Requirements.
Pictures stay out; everything else in the records below is copied exactly.

— START OF Given information —

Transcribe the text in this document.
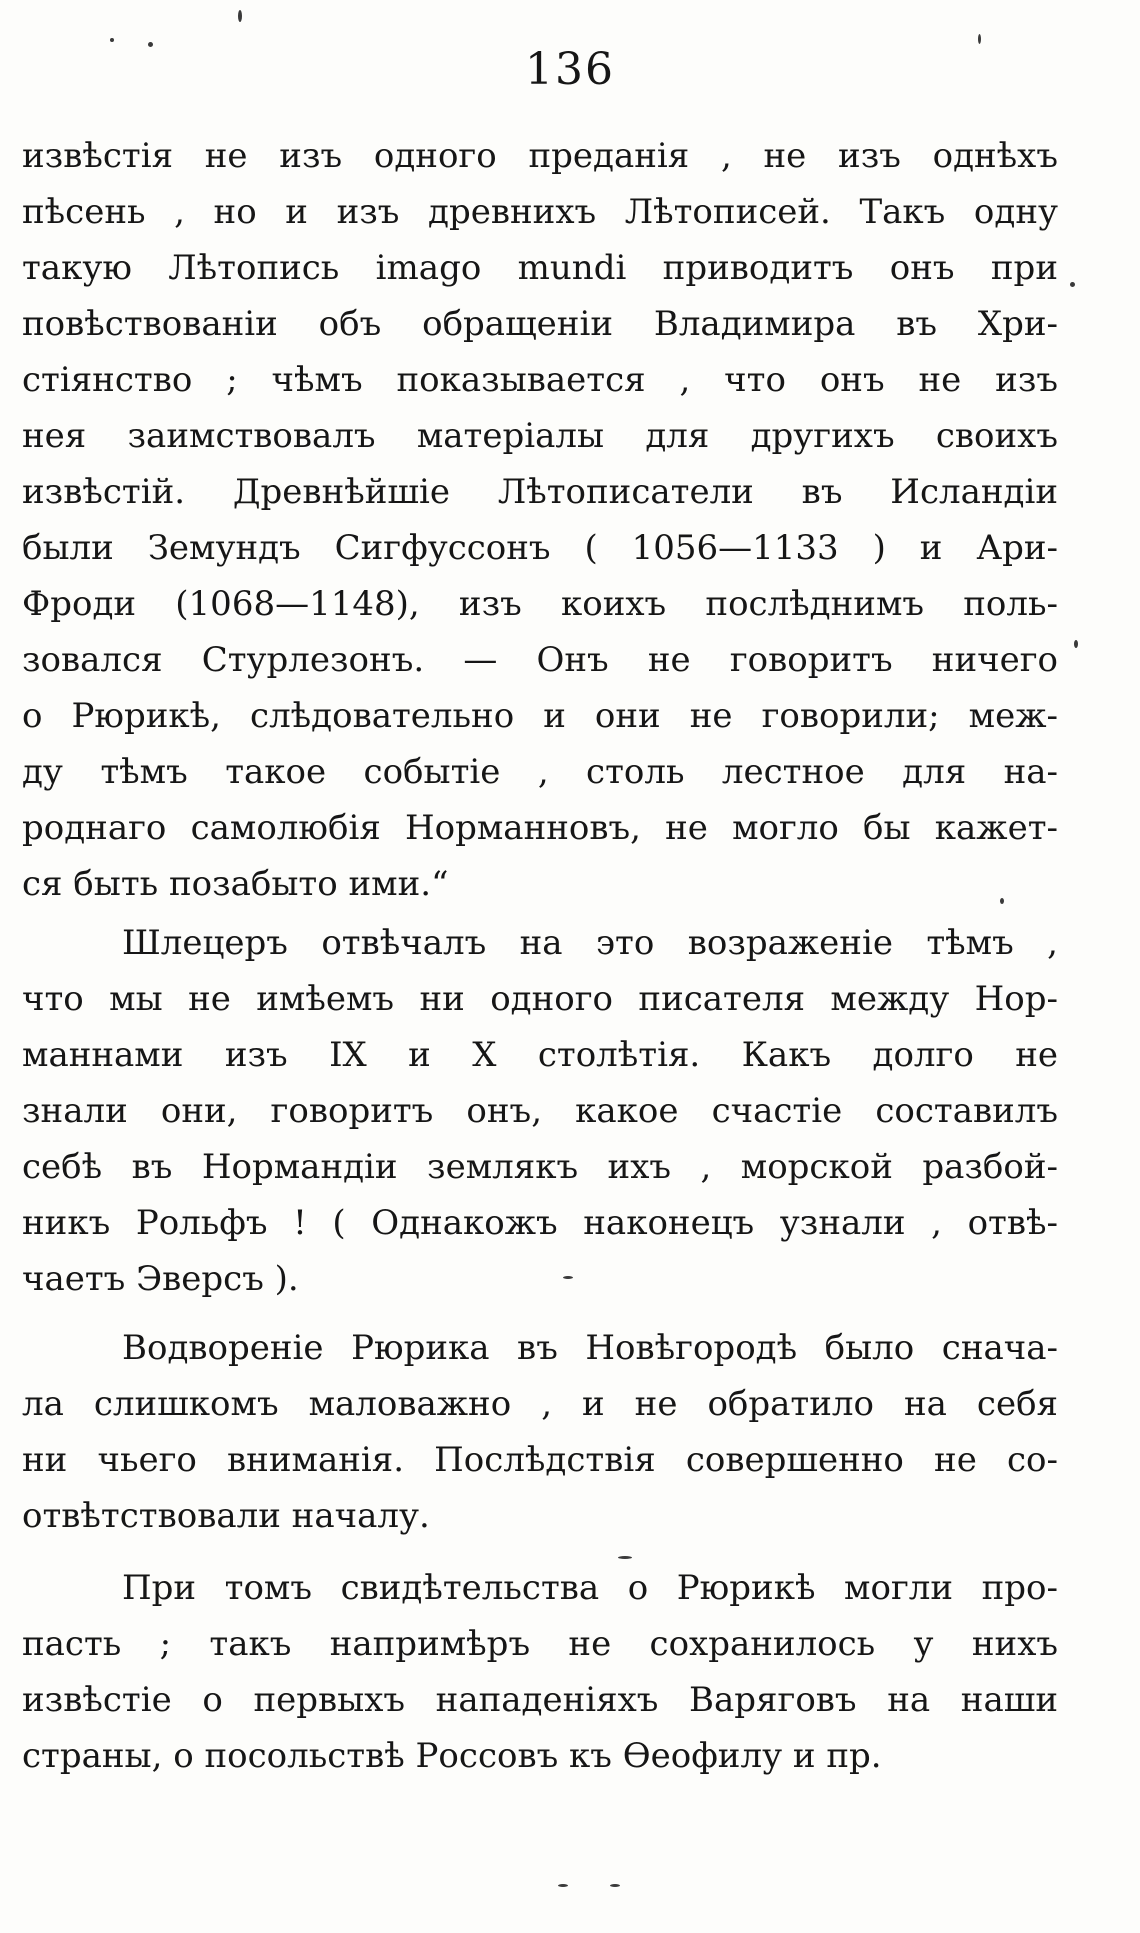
136
извѣстія не изъ одного преданія , не изъ однѣхъ
пѣсень , но и изъ древнихъ Лѣтописей. Такъ одну
такую Лѣтопись imago mundi приводитъ онъ при
повѣствованіи объ обращеніи Владимира въ Хри-
стіянство ; чѣмъ показывается , что онъ не изъ
нея заимствовалъ матеріалы для другихъ своихъ
извѣстій. Древнѣйшіе Лѣтописатели въ Исландіи
были Земундъ Сигфуссонъ ( 1056—1133 ) и Ари-
Фроди (1068—1148), изъ коихъ послѣднимъ поль-
зовался Стурлезонъ. — Онъ не говоритъ ничего
о Рюрикѣ, слѣдовательно и они не говорили; меж-
ду тѣмъ такое событіе , столь лестное для на-
роднаго самолюбія Норманновъ, не могло бы кажет-
ся быть позабыто ими.“
Шлецеръ отвѣчалъ на это возраженіе тѣмъ ,
что мы не имѣемъ ни одного писателя между Нор-
маннами изъ IX и X столѣтія. Какъ долго не
знали они, говоритъ онъ, какое счастіе составилъ
себѣ въ Нормандіи землякъ ихъ , морской разбой-
никъ Рольфъ ! ( Однакожъ наконецъ узнали , отвѣ-
чаетъ Эверсъ ).
Водвореніе Рюрика въ Новѣгородѣ было снача-
ла слишкомъ маловажно , и не обратило на себя
ни чьего вниманія. Послѣдствія совершенно не со-
отвѣтствовали началу.
При томъ свидѣтельства о Рюрикѣ могли про-
пасть ; такъ напримѣръ не сохранилось у нихъ
извѣстіе о первыхъ нападеніяхъ Варяговъ на наши
страны, о посольствѣ Россовъ къ Ѳеофилу и пр.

— END OF Given information —

Written answer.
Transcribe the text in this document.
136
извѣстія не изъ одного преданія , не изъ однѣхъ
пѣсень , но и изъ древнихъ Лѣтописей. Такъ одну
такую Лѣтопись imago mundi приводитъ онъ при
повѣствованіи объ обращеніи Владимира въ Хри-
стіянство ; чѣмъ показывается , что онъ не изъ
нея заимствовалъ матеріалы для другихъ своихъ
извѣстій. Древнѣйшіе Лѣтописатели въ Исландіи
были Земундъ Сигфуссонъ ( 1056—1133 ) и Ари-
Фроди (1068—1148), изъ коихъ послѣднимъ поль-
зовался Стурлезонъ. — Онъ не говоритъ ничего
о Рюрикѣ, слѣдовательно и они не говорили; меж-
ду тѣмъ такое событіе , столь лестное для на-
роднаго самолюбія Норманновъ, не могло бы кажет-
ся быть позабыто ими.“
Шлецеръ отвѣчалъ на это возраженіе тѣмъ ,
что мы не имѣемъ ни одного писателя между Нор-
маннами изъ IX и X столѣтія. Какъ долго не
знали они, говоритъ онъ, какое счастіе составилъ
себѣ въ Нормандіи землякъ ихъ , морской разбой-
никъ Рольфъ ! ( Однакожъ наконецъ узнали , отвѣ-
чаетъ Эверсъ ).
Водвореніе Рюрика въ Новѣгородѣ было снача-
ла слишкомъ маловажно , и не обратило на себя
ни чьего вниманія. Послѣдствія совершенно не со-
отвѣтствовали началу.
При томъ свидѣтельства о Рюрикѣ могли про-
пасть ; такъ напримѣръ не сохранилось у нихъ
извѣстіе о первыхъ нападеніяхъ Варяговъ на наши
страны, о посольствѣ Россовъ къ Ѳеофилу и пр.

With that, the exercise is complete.